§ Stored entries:

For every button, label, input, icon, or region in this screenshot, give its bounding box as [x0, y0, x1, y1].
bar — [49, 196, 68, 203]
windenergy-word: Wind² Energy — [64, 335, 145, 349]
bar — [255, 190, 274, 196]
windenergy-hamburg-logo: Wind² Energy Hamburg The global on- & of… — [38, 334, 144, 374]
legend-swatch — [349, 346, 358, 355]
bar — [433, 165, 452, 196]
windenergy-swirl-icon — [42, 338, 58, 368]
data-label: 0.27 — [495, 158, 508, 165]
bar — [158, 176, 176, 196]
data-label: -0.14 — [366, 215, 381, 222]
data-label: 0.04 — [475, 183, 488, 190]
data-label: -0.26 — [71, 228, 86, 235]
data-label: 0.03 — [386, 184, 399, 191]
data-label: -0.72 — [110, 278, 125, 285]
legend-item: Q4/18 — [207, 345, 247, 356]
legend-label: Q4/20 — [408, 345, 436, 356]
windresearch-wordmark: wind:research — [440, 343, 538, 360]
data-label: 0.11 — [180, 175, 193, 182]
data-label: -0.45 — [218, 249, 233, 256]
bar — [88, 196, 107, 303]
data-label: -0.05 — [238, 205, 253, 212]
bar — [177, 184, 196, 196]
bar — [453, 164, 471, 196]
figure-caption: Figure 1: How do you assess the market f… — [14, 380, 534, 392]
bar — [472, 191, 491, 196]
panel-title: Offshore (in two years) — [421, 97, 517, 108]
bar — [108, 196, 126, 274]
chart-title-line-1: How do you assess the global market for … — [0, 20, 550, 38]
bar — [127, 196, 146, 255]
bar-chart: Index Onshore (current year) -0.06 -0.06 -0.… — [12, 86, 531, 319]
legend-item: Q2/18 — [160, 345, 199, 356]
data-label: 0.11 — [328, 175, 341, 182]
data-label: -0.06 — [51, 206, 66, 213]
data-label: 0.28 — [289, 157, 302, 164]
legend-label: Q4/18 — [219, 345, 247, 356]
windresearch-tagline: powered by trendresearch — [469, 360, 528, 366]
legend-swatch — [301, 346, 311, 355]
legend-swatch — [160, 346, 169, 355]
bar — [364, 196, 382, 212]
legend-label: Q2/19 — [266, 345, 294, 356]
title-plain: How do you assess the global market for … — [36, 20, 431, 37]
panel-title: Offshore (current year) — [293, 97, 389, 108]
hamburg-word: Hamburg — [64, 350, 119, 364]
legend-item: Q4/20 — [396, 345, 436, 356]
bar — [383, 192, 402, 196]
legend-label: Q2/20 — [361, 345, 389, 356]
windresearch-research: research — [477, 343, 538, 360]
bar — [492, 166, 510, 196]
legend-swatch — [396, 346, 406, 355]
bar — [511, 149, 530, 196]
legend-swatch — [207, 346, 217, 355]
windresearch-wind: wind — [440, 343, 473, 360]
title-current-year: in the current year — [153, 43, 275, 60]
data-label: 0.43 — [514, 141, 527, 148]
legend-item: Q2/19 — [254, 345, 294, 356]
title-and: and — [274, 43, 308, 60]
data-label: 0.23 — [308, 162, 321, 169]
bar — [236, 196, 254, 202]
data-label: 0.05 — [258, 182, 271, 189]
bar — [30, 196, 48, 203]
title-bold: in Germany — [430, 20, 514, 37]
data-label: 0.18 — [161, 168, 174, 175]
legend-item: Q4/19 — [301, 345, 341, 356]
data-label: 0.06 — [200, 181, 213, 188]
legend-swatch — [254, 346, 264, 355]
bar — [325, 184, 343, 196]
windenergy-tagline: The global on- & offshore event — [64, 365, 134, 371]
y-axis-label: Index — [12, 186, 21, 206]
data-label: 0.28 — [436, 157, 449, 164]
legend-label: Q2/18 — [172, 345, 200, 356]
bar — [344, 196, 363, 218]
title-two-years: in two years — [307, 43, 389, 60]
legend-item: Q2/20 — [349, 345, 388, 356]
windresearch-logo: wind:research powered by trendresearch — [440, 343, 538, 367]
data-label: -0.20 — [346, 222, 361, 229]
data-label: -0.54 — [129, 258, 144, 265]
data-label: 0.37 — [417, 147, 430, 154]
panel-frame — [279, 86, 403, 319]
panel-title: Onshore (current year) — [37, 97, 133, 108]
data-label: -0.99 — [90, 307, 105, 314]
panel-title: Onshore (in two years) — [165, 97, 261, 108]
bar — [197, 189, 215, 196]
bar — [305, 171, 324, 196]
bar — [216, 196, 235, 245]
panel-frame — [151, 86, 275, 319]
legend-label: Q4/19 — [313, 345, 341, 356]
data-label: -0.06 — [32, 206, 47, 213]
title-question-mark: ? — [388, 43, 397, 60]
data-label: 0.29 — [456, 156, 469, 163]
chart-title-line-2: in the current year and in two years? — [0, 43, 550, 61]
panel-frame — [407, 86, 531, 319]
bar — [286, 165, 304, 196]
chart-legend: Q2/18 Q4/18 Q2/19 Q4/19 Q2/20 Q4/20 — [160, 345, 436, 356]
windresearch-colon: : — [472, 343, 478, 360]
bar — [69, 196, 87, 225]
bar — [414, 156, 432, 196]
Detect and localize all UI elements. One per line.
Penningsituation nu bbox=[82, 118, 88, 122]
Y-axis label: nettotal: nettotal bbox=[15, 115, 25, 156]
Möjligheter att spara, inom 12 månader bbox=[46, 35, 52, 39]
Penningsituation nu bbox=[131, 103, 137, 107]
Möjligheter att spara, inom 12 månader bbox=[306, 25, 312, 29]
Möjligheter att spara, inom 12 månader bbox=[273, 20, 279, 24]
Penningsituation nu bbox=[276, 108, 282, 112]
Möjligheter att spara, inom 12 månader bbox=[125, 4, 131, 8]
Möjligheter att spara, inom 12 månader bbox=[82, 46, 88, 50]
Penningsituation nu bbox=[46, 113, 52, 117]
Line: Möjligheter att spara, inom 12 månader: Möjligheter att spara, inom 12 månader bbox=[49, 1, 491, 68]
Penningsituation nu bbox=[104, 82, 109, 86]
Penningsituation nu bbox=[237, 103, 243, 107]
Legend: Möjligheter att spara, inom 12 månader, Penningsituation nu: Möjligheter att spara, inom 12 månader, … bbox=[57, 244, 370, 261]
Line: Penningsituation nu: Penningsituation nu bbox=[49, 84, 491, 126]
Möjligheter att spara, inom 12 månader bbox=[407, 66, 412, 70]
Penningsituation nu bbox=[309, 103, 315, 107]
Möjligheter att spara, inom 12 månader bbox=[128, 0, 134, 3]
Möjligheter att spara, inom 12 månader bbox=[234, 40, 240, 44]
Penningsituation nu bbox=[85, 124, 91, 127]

§ SHORT EXERCISE:
Present every line of the entries above as a numbered list, leaving out any blank lines.

§ COMPLETE RESPONSE:
1. For every button, label, input, icon, or region in this screenshot, give its bounding box as [x0, y0, x1, y1].
2. bar — [49, 196, 68, 203]
3. windenergy-word: Wind² Energy — [64, 335, 145, 349]
4. bar — [255, 190, 274, 196]
5. windenergy-hamburg-logo: Wind² Energy Hamburg The global on- & of… — [38, 334, 144, 374]
6. legend-swatch — [349, 346, 358, 355]
7. bar — [433, 165, 452, 196]
8. windenergy-swirl-icon — [42, 338, 58, 368]
9. data-label: 0.27 — [495, 158, 508, 165]
10. bar — [158, 176, 176, 196]
11. data-label: -0.14 — [366, 215, 381, 222]
12. data-label: 0.04 — [475, 183, 488, 190]
13. data-label: -0.26 — [71, 228, 86, 235]
14. data-label: 0.03 — [386, 184, 399, 191]
15. data-label: -0.72 — [110, 278, 125, 285]
16. legend-item: Q4/18 — [207, 345, 247, 356]
17. legend-label: Q4/20 — [408, 345, 436, 356]
18. windresearch-wordmark: wind:research — [440, 343, 538, 360]
19. data-label: 0.11 — [180, 175, 193, 182]
20. data-label: -0.45 — [218, 249, 233, 256]
21. bar — [88, 196, 107, 303]
22. data-label: -0.05 — [238, 205, 253, 212]
23. bar — [177, 184, 196, 196]
24. bar — [453, 164, 471, 196]
25. figure-caption: Figure 1: How do you assess the market f… — [14, 380, 534, 392]
26. bar — [472, 191, 491, 196]
27. panel-title: Offshore (in two years) — [421, 97, 517, 108]
28. bar — [108, 196, 126, 274]
29. chart-title-line-1: How do you assess the global market for … — [0, 20, 550, 38]
30. bar — [127, 196, 146, 255]
31. bar-chart: Index Onshore (current year) -0.06 -0.06 -0.… — [12, 86, 531, 319]
32. legend-item: Q2/18 — [160, 345, 199, 356]
33. data-label: 0.11 — [328, 175, 341, 182]
34. data-label: -0.06 — [51, 206, 66, 213]
35. data-label: 0.28 — [289, 157, 302, 164]
36. legend-label: Q4/18 — [219, 345, 247, 356]
37. windresearch-tagline: powered by trendresearch — [469, 360, 528, 366]
38. legend-swatch — [301, 346, 311, 355]
39. legend-swatch — [160, 346, 169, 355]
40. bar — [364, 196, 382, 212]
41. legend-label: Q2/19 — [266, 345, 294, 356]
42. title-plain: How do you assess the global market for … — [36, 20, 431, 37]
43. panel-title: Offshore (current year) — [293, 97, 389, 108]
44. hamburg-word: Hamburg — [64, 350, 119, 364]
45. legend-item: Q4/20 — [396, 345, 436, 356]
46. bar — [383, 192, 402, 196]
47. legend-label: Q2/20 — [361, 345, 389, 356]
48. windresearch-research: research — [477, 343, 538, 360]
49. bar — [492, 166, 510, 196]
50. legend-swatch — [396, 346, 406, 355]
51. bar — [511, 149, 530, 196]
52. legend-swatch — [207, 346, 217, 355]
53. windresearch-wind: wind — [440, 343, 473, 360]
54. title-current-year: in the current year — [153, 43, 275, 60]
55. data-label: 0.43 — [514, 141, 527, 148]
56. legend-item: Q2/19 — [254, 345, 294, 356]
57. title-and: and — [274, 43, 308, 60]
58. data-label: 0.23 — [308, 162, 321, 169]
59. bar — [236, 196, 254, 202]
60. data-label: 0.05 — [258, 182, 271, 189]
61. bar — [30, 196, 48, 203]
62. title-bold: in Germany — [430, 20, 514, 37]
63. data-label: 0.18 — [161, 168, 174, 175]
64. legend-item: Q4/19 — [301, 345, 341, 356]
65. data-label: 0.06 — [200, 181, 213, 188]
66. legend-swatch — [254, 346, 264, 355]
67. bar — [325, 184, 343, 196]
68. windenergy-tagline: The global on- & offshore event — [64, 365, 134, 371]
69. y-axis-label: Index — [12, 186, 21, 206]
70. data-label: 0.28 — [436, 157, 449, 164]
71. legend-label: Q2/18 — [172, 345, 200, 356]
72. bar — [344, 196, 363, 218]
73. title-two-years: in two years — [307, 43, 389, 60]
74. legend-item: Q2/20 — [349, 345, 388, 356]
75. windresearch-logo: wind:research powered by trendresearch — [440, 343, 538, 367]
76. data-label: -0.20 — [346, 222, 361, 229]
77. data-label: -0.54 — [129, 258, 144, 265]
78. data-label: 0.37 — [417, 147, 430, 154]
79. panel-frame — [279, 86, 403, 319]
80. panel-title: Onshore (current year) — [37, 97, 133, 108]
81. data-label: -0.99 — [90, 307, 105, 314]
82. panel-title: Onshore (in two years) — [165, 97, 261, 108]
83. bar — [197, 189, 215, 196]
84. bar — [305, 171, 324, 196]
85. bar — [216, 196, 235, 245]
86. panel-frame — [151, 86, 275, 319]
87. legend-label: Q4/19 — [313, 345, 341, 356]
88. data-label: -0.06 — [32, 206, 47, 213]
89. title-question-mark: ? — [388, 43, 397, 60]
90. data-label: 0.29 — [456, 156, 469, 163]
91. chart-title-line-2: in the current year and in two years? — [0, 43, 550, 61]
92. panel-frame — [407, 86, 531, 319]
93. bar — [286, 165, 304, 196]
94. chart-legend: Q2/18 Q4/18 Q2/19 Q4/19 Q2/20 Q4/20 — [160, 345, 436, 356]
95. windresearch-colon: : — [472, 343, 478, 360]
96. bar — [69, 196, 87, 225]
97. bar — [414, 156, 432, 196]
98. Detect and localize all UI elements. One per line.
99. Penningsituation nu bbox=[82, 118, 88, 122]
100. Y-axis label: nettotal: nettotal bbox=[15, 115, 25, 156]
101. Möjligheter att spara, inom 12 månader bbox=[46, 35, 52, 39]
102. Penningsituation nu bbox=[131, 103, 137, 107]
103. Möjligheter att spara, inom 12 månader bbox=[306, 25, 312, 29]
104. Möjligheter att spara, inom 12 månader bbox=[273, 20, 279, 24]
105. Penningsituation nu bbox=[276, 108, 282, 112]
106. Möjligheter att spara, inom 12 månader bbox=[125, 4, 131, 8]
107. Möjligheter att spara, inom 12 månader bbox=[82, 46, 88, 50]
108. Penningsituation nu bbox=[46, 113, 52, 117]
109. Line: Möjligheter att spara, inom 12 månader: Möjligheter att spara, inom 12 månader bbox=[49, 1, 491, 68]
110. Penningsituation nu bbox=[104, 82, 109, 86]
111. Penningsituation nu bbox=[237, 103, 243, 107]
112. Legend: Möjligheter att spara, inom 12 månader, Penningsituation nu: Möjligheter att spara, inom 12 månader, … bbox=[57, 244, 370, 261]
113. Line: Penningsituation nu: Penningsituation nu bbox=[49, 84, 491, 126]
114. Möjligheter att spara, inom 12 månader bbox=[407, 66, 412, 70]
115. Penningsituation nu bbox=[309, 103, 315, 107]
116. Möjligheter att spara, inom 12 månader bbox=[128, 0, 134, 3]
117. Möjligheter att spara, inom 12 månader bbox=[234, 40, 240, 44]
118. Penningsituation nu bbox=[85, 124, 91, 127]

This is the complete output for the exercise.